Exercise details:
Render the material again word for word, skipping the pictures in it.
────────
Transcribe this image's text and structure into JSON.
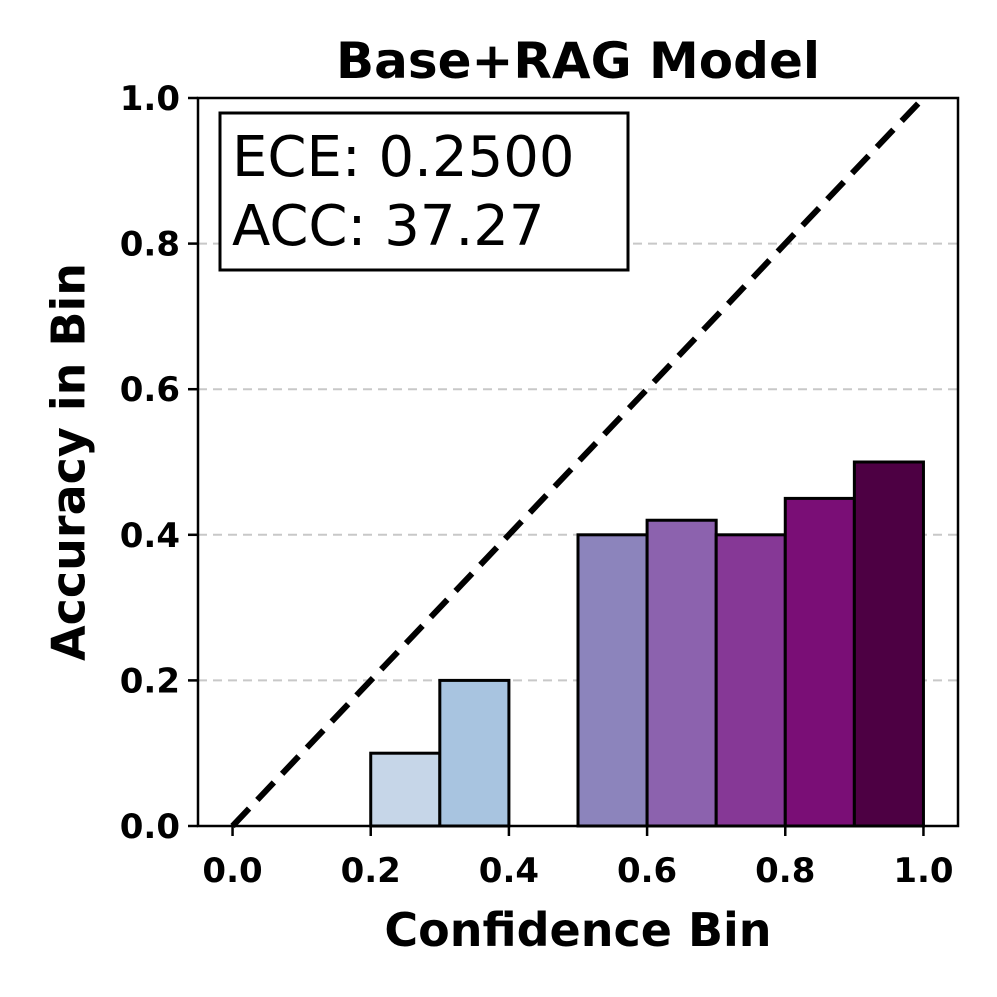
{
  "chart_data": {
    "type": "bar",
    "title": "Base+RAG Model",
    "xlabel": "Confidence Bin",
    "ylabel": "Accuracy in Bin",
    "xlim": [
      -0.05,
      1.05
    ],
    "ylim": [
      0.0,
      1.0
    ],
    "xticks": [
      "0.0",
      "0.2",
      "0.4",
      "0.6",
      "0.8",
      "1.0"
    ],
    "yticks": [
      "0.0",
      "0.2",
      "0.4",
      "0.6",
      "0.8",
      "1.0"
    ],
    "grid": "horizontal dashed",
    "bin_width": 0.1,
    "bins": [
      {
        "left": 0.2,
        "value": 0.1,
        "color": "#c6d6e8"
      },
      {
        "left": 0.3,
        "value": 0.2,
        "color": "#a8c4e0"
      },
      {
        "left": 0.5,
        "value": 0.4,
        "color": "#8c84bc"
      },
      {
        "left": 0.6,
        "value": 0.42,
        "color": "#8c62ae"
      },
      {
        "left": 0.7,
        "value": 0.4,
        "color": "#863896"
      },
      {
        "left": 0.8,
        "value": 0.45,
        "color": "#7a0e76"
      },
      {
        "left": 0.9,
        "value": 0.5,
        "color": "#4d0043"
      }
    ],
    "diagonal": {
      "from": [
        0,
        0
      ],
      "to": [
        1,
        1
      ],
      "style": "dashed"
    },
    "annotation": {
      "line1": "ECE: 0.2500",
      "line2": "ACC: 37.27"
    }
  }
}
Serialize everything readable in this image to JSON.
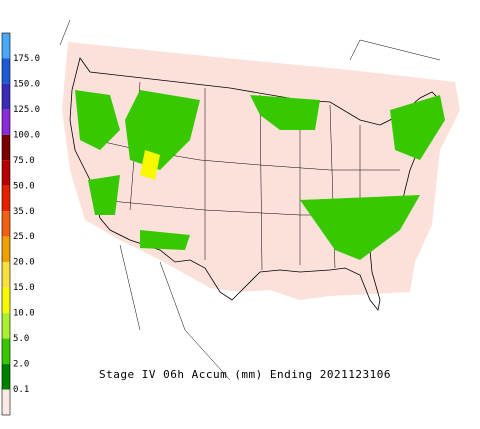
{
  "legend": {
    "labels": [
      "175.0",
      "150.0",
      "125.0",
      "100.0",
      "75.0",
      "50.0",
      "35.0",
      "25.0",
      "20.0",
      "15.0",
      "10.0",
      "5.0",
      "2.0",
      "0.1"
    ],
    "colors": [
      "#4aa8f8",
      "#1e5ad8",
      "#3a2ab8",
      "#8a2ad8",
      "#7a0000",
      "#b80000",
      "#e82000",
      "#f06010",
      "#f0a000",
      "#f8e040",
      "#f8f800",
      "#a8f030",
      "#38c800",
      "#008000",
      "#fce8e4"
    ]
  },
  "title": "Stage IV 06h Accum (mm) Ending 2021123106"
}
────────
Solution to this problem:
Transcribe this image's text and structure into JSON.
{
  "chart_data": {
    "type": "bar",
    "title": "Base+RAG Model",
    "xlabel": "Confidence Bin",
    "ylabel": "Accuracy in Bin",
    "xlim": [
      -0.05,
      1.05
    ],
    "ylim": [
      0.0,
      1.0
    ],
    "xticks": [
      "0.0",
      "0.2",
      "0.4",
      "0.6",
      "0.8",
      "1.0"
    ],
    "yticks": [
      "0.0",
      "0.2",
      "0.4",
      "0.6",
      "0.8",
      "1.0"
    ],
    "grid": "horizontal dashed",
    "bin_width": 0.1,
    "bins": [
      {
        "left": 0.2,
        "value": 0.1,
        "color": "#c6d6e8"
      },
      {
        "left": 0.3,
        "value": 0.2,
        "color": "#a8c4e0"
      },
      {
        "left": 0.5,
        "value": 0.4,
        "color": "#8c84bc"
      },
      {
        "left": 0.6,
        "value": 0.42,
        "color": "#8c62ae"
      },
      {
        "left": 0.7,
        "value": 0.4,
        "color": "#863896"
      },
      {
        "left": 0.8,
        "value": 0.45,
        "color": "#7a0e76"
      },
      {
        "left": 0.9,
        "value": 0.5,
        "color": "#4d0043"
      }
    ],
    "diagonal": {
      "from": [
        0,
        0
      ],
      "to": [
        1,
        1
      ],
      "style": "dashed"
    },
    "annotation": {
      "line1": "ECE: 0.2500",
      "line2": "ACC: 37.27"
    }
  }
}
Serialize everything readable in this image to JSON.
{
  "legend": {
    "labels": [
      "175.0",
      "150.0",
      "125.0",
      "100.0",
      "75.0",
      "50.0",
      "35.0",
      "25.0",
      "20.0",
      "15.0",
      "10.0",
      "5.0",
      "2.0",
      "0.1"
    ],
    "colors": [
      "#4aa8f8",
      "#1e5ad8",
      "#3a2ab8",
      "#8a2ad8",
      "#7a0000",
      "#b80000",
      "#e82000",
      "#f06010",
      "#f0a000",
      "#f8e040",
      "#f8f800",
      "#a8f030",
      "#38c800",
      "#008000",
      "#fce8e4"
    ]
  },
  "title": "Stage IV 06h Accum (mm) Ending 2021123106"
}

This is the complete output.